#### TASK INSTRUCTIONS
Leave out the pictures and transcribe the rest of the records exactly.

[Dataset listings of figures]

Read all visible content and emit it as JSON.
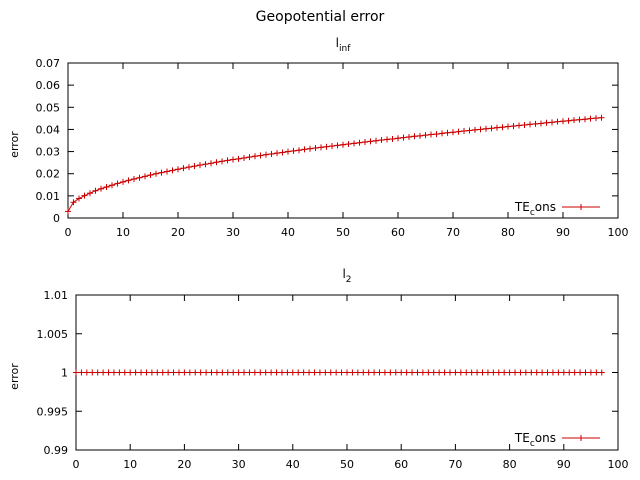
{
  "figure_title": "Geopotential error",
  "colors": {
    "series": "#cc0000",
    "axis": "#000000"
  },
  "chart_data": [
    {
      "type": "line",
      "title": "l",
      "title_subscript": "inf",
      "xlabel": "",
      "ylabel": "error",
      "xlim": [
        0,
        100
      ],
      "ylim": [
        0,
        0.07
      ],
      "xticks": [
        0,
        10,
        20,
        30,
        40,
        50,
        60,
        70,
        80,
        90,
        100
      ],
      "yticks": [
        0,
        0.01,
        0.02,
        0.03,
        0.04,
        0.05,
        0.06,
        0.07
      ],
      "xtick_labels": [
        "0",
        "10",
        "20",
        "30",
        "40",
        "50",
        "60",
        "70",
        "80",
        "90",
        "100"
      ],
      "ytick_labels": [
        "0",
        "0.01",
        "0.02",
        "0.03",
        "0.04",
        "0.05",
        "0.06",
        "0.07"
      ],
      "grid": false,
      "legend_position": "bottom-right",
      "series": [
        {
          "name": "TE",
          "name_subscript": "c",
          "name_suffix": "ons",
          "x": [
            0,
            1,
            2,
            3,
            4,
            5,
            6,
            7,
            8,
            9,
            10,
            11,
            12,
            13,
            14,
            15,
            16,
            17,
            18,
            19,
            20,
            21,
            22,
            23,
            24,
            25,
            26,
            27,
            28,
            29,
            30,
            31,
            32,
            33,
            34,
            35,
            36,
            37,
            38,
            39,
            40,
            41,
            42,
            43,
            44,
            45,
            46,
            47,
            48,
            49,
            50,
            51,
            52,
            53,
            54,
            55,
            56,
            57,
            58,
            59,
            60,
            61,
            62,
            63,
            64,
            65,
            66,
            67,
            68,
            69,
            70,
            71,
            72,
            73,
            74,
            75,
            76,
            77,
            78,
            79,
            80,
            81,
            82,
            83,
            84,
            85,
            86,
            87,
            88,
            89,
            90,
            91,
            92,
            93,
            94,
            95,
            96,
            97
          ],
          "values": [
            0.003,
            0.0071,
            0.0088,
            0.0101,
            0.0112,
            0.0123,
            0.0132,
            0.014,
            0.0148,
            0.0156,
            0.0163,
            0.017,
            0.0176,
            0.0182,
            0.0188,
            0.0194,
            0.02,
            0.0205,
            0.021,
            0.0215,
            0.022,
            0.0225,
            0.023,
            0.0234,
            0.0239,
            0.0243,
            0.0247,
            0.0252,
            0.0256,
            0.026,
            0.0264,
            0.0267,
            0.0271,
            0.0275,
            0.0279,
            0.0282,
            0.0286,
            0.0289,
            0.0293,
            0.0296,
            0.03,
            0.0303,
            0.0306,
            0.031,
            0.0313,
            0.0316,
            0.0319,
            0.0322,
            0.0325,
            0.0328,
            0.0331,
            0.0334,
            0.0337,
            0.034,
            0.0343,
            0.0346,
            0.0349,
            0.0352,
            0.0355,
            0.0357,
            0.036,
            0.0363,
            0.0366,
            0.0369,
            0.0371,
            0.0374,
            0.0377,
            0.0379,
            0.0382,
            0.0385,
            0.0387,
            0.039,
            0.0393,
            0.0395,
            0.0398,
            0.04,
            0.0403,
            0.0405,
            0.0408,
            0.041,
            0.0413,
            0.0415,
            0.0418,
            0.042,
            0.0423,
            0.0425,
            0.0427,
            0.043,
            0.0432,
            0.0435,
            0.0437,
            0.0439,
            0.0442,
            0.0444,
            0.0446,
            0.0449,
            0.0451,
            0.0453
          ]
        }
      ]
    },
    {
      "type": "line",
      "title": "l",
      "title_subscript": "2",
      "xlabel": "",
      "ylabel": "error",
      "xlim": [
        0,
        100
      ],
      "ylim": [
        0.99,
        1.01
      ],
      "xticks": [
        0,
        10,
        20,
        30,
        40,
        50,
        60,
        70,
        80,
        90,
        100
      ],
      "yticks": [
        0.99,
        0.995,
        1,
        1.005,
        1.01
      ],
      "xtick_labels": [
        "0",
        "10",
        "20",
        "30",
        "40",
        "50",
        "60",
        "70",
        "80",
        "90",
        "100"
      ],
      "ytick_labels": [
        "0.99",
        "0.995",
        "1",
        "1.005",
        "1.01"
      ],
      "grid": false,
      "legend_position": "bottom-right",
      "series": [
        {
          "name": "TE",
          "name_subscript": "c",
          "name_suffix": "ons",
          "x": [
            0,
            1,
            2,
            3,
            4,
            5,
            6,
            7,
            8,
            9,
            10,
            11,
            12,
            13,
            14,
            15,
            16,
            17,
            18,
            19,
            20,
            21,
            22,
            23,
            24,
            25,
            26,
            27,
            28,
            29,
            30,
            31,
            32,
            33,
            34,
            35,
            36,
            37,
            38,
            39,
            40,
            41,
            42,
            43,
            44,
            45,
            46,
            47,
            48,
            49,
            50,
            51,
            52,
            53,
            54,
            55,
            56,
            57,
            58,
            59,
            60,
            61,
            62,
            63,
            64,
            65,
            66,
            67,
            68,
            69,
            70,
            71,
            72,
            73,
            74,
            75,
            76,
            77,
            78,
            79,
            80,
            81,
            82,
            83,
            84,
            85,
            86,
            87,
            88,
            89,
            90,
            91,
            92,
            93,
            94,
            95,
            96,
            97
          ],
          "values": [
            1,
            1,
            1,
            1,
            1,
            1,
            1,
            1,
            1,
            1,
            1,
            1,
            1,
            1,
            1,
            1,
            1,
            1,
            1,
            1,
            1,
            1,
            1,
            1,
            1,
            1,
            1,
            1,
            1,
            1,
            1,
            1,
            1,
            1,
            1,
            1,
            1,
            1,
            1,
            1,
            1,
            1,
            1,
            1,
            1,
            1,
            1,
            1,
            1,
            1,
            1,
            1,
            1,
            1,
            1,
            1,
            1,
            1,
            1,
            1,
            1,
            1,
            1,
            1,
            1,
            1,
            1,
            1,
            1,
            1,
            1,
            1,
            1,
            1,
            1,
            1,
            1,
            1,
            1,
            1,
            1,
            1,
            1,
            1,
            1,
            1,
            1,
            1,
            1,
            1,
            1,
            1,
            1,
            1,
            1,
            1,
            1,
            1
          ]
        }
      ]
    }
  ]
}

#### EXERCISE RESPONSE
Read all visible content and emit it as JSON.
{
  "figure_title": "Geopotential error",
  "colors": {
    "series": "#cc0000",
    "axis": "#000000"
  },
  "chart_data": [
    {
      "type": "line",
      "title": "l",
      "title_subscript": "inf",
      "xlabel": "",
      "ylabel": "error",
      "xlim": [
        0,
        100
      ],
      "ylim": [
        0,
        0.07
      ],
      "xticks": [
        0,
        10,
        20,
        30,
        40,
        50,
        60,
        70,
        80,
        90,
        100
      ],
      "yticks": [
        0,
        0.01,
        0.02,
        0.03,
        0.04,
        0.05,
        0.06,
        0.07
      ],
      "xtick_labels": [
        "0",
        "10",
        "20",
        "30",
        "40",
        "50",
        "60",
        "70",
        "80",
        "90",
        "100"
      ],
      "ytick_labels": [
        "0",
        "0.01",
        "0.02",
        "0.03",
        "0.04",
        "0.05",
        "0.06",
        "0.07"
      ],
      "grid": false,
      "legend_position": "bottom-right",
      "series": [
        {
          "name": "TE",
          "name_subscript": "c",
          "name_suffix": "ons",
          "x": [
            0,
            1,
            2,
            3,
            4,
            5,
            6,
            7,
            8,
            9,
            10,
            11,
            12,
            13,
            14,
            15,
            16,
            17,
            18,
            19,
            20,
            21,
            22,
            23,
            24,
            25,
            26,
            27,
            28,
            29,
            30,
            31,
            32,
            33,
            34,
            35,
            36,
            37,
            38,
            39,
            40,
            41,
            42,
            43,
            44,
            45,
            46,
            47,
            48,
            49,
            50,
            51,
            52,
            53,
            54,
            55,
            56,
            57,
            58,
            59,
            60,
            61,
            62,
            63,
            64,
            65,
            66,
            67,
            68,
            69,
            70,
            71,
            72,
            73,
            74,
            75,
            76,
            77,
            78,
            79,
            80,
            81,
            82,
            83,
            84,
            85,
            86,
            87,
            88,
            89,
            90,
            91,
            92,
            93,
            94,
            95,
            96,
            97
          ],
          "values": [
            0.003,
            0.0071,
            0.0088,
            0.0101,
            0.0112,
            0.0123,
            0.0132,
            0.014,
            0.0148,
            0.0156,
            0.0163,
            0.017,
            0.0176,
            0.0182,
            0.0188,
            0.0194,
            0.02,
            0.0205,
            0.021,
            0.0215,
            0.022,
            0.0225,
            0.023,
            0.0234,
            0.0239,
            0.0243,
            0.0247,
            0.0252,
            0.0256,
            0.026,
            0.0264,
            0.0267,
            0.0271,
            0.0275,
            0.0279,
            0.0282,
            0.0286,
            0.0289,
            0.0293,
            0.0296,
            0.03,
            0.0303,
            0.0306,
            0.031,
            0.0313,
            0.0316,
            0.0319,
            0.0322,
            0.0325,
            0.0328,
            0.0331,
            0.0334,
            0.0337,
            0.034,
            0.0343,
            0.0346,
            0.0349,
            0.0352,
            0.0355,
            0.0357,
            0.036,
            0.0363,
            0.0366,
            0.0369,
            0.0371,
            0.0374,
            0.0377,
            0.0379,
            0.0382,
            0.0385,
            0.0387,
            0.039,
            0.0393,
            0.0395,
            0.0398,
            0.04,
            0.0403,
            0.0405,
            0.0408,
            0.041,
            0.0413,
            0.0415,
            0.0418,
            0.042,
            0.0423,
            0.0425,
            0.0427,
            0.043,
            0.0432,
            0.0435,
            0.0437,
            0.0439,
            0.0442,
            0.0444,
            0.0446,
            0.0449,
            0.0451,
            0.0453
          ]
        }
      ]
    },
    {
      "type": "line",
      "title": "l",
      "title_subscript": "2",
      "xlabel": "",
      "ylabel": "error",
      "xlim": [
        0,
        100
      ],
      "ylim": [
        0.99,
        1.01
      ],
      "xticks": [
        0,
        10,
        20,
        30,
        40,
        50,
        60,
        70,
        80,
        90,
        100
      ],
      "yticks": [
        0.99,
        0.995,
        1,
        1.005,
        1.01
      ],
      "xtick_labels": [
        "0",
        "10",
        "20",
        "30",
        "40",
        "50",
        "60",
        "70",
        "80",
        "90",
        "100"
      ],
      "ytick_labels": [
        "0.99",
        "0.995",
        "1",
        "1.005",
        "1.01"
      ],
      "grid": false,
      "legend_position": "bottom-right",
      "series": [
        {
          "name": "TE",
          "name_subscript": "c",
          "name_suffix": "ons",
          "x": [
            0,
            1,
            2,
            3,
            4,
            5,
            6,
            7,
            8,
            9,
            10,
            11,
            12,
            13,
            14,
            15,
            16,
            17,
            18,
            19,
            20,
            21,
            22,
            23,
            24,
            25,
            26,
            27,
            28,
            29,
            30,
            31,
            32,
            33,
            34,
            35,
            36,
            37,
            38,
            39,
            40,
            41,
            42,
            43,
            44,
            45,
            46,
            47,
            48,
            49,
            50,
            51,
            52,
            53,
            54,
            55,
            56,
            57,
            58,
            59,
            60,
            61,
            62,
            63,
            64,
            65,
            66,
            67,
            68,
            69,
            70,
            71,
            72,
            73,
            74,
            75,
            76,
            77,
            78,
            79,
            80,
            81,
            82,
            83,
            84,
            85,
            86,
            87,
            88,
            89,
            90,
            91,
            92,
            93,
            94,
            95,
            96,
            97
          ],
          "values": [
            1,
            1,
            1,
            1,
            1,
            1,
            1,
            1,
            1,
            1,
            1,
            1,
            1,
            1,
            1,
            1,
            1,
            1,
            1,
            1,
            1,
            1,
            1,
            1,
            1,
            1,
            1,
            1,
            1,
            1,
            1,
            1,
            1,
            1,
            1,
            1,
            1,
            1,
            1,
            1,
            1,
            1,
            1,
            1,
            1,
            1,
            1,
            1,
            1,
            1,
            1,
            1,
            1,
            1,
            1,
            1,
            1,
            1,
            1,
            1,
            1,
            1,
            1,
            1,
            1,
            1,
            1,
            1,
            1,
            1,
            1,
            1,
            1,
            1,
            1,
            1,
            1,
            1,
            1,
            1,
            1,
            1,
            1,
            1,
            1,
            1,
            1,
            1,
            1,
            1,
            1,
            1,
            1,
            1,
            1,
            1,
            1,
            1
          ]
        }
      ]
    }
  ]
}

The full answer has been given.